» **DATASET RECORDS**:
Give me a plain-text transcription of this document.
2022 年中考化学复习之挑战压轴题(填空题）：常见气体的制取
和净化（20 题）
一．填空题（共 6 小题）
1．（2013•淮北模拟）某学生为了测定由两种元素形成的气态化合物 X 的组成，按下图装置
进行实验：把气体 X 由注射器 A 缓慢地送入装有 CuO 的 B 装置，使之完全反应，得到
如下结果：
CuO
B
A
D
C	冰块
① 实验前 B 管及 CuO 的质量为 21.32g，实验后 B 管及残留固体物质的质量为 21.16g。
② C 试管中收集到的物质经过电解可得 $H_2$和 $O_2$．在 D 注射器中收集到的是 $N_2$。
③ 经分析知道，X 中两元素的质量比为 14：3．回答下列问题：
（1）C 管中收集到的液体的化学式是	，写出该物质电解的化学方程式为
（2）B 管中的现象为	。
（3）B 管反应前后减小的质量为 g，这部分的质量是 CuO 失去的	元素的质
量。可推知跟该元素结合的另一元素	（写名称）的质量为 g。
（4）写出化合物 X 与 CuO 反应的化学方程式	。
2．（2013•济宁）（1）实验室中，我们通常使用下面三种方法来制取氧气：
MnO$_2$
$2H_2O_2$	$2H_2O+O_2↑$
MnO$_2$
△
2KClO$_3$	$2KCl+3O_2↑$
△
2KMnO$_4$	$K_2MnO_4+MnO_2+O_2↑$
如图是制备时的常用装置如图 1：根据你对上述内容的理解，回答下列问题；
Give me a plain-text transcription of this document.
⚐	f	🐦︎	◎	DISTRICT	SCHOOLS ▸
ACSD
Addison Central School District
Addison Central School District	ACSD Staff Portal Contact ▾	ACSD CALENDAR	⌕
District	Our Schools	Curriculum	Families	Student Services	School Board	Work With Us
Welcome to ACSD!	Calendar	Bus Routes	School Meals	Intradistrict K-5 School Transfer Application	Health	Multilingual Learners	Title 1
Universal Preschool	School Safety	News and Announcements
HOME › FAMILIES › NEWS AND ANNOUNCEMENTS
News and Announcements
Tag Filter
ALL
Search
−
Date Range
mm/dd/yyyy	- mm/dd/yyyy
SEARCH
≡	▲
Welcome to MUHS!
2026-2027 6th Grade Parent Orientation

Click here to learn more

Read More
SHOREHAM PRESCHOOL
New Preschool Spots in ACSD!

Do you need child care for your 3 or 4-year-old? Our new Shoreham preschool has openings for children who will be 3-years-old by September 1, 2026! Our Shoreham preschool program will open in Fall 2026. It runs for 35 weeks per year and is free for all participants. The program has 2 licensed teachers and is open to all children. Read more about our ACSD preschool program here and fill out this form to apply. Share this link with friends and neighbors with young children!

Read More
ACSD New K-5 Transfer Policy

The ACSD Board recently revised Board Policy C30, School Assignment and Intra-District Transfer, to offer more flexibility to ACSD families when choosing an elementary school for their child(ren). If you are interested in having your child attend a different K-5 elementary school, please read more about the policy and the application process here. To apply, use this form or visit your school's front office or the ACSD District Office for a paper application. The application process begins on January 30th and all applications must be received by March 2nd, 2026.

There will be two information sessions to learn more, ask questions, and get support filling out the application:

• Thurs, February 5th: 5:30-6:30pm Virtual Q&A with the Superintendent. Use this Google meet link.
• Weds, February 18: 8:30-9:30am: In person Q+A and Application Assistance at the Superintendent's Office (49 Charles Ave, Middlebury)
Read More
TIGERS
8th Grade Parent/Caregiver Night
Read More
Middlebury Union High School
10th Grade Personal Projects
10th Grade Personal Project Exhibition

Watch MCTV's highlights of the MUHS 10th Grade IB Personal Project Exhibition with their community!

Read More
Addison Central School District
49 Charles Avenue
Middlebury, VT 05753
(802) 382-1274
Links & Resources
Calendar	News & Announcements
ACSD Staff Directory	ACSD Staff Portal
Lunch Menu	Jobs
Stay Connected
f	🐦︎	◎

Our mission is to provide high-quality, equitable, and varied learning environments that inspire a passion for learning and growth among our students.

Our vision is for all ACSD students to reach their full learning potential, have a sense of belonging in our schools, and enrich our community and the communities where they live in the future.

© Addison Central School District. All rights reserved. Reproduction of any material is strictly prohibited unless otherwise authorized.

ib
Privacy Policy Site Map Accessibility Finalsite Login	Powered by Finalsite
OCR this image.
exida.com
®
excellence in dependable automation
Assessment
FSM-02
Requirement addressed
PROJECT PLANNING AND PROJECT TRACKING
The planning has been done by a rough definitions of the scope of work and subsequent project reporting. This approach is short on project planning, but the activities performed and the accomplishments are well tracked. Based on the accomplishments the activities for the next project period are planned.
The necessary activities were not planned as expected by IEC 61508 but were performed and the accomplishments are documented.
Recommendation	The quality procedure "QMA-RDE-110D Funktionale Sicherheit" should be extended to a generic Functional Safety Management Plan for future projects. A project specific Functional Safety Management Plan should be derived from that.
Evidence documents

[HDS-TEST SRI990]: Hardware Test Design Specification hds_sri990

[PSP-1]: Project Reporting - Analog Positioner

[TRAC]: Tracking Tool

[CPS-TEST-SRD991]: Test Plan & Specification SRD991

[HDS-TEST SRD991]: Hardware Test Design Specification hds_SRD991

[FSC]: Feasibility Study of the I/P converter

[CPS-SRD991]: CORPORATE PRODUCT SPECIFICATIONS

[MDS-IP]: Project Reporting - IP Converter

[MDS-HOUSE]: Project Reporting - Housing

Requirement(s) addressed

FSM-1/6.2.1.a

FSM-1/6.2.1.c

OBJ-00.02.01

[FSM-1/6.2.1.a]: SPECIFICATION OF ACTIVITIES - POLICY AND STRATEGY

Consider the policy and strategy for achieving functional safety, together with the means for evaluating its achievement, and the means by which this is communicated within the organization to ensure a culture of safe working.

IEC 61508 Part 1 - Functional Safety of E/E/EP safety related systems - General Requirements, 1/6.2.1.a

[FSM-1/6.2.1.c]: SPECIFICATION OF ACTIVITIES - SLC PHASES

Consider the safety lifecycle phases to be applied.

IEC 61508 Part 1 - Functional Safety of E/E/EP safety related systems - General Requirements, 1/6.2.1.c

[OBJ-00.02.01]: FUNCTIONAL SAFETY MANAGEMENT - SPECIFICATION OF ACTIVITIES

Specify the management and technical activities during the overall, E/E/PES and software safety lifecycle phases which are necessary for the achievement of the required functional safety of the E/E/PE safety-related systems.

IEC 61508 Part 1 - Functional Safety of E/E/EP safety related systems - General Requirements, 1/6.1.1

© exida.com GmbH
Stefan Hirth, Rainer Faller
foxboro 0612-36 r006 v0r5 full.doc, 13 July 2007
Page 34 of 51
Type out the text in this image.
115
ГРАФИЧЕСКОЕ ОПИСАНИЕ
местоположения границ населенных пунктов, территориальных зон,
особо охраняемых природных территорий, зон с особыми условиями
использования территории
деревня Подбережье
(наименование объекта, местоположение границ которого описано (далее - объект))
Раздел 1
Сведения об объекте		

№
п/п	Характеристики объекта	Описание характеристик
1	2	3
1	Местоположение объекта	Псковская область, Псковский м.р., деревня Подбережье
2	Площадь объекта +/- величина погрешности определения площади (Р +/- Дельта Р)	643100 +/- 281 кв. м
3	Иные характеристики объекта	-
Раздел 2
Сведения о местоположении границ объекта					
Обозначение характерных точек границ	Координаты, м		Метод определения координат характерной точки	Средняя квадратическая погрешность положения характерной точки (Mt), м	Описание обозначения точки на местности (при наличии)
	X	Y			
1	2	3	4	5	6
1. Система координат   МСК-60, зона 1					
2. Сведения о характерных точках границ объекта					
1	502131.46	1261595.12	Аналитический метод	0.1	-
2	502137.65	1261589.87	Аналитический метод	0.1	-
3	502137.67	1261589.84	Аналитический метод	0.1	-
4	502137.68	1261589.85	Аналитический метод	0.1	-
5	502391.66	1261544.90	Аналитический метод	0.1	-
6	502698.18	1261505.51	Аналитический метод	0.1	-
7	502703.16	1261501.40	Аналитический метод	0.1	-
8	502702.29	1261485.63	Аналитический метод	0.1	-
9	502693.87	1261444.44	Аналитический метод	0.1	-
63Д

» **GOAL**: Go through the material above and count the lines that include "students". Give the number alone.

» **COMPLETED TASK**: 2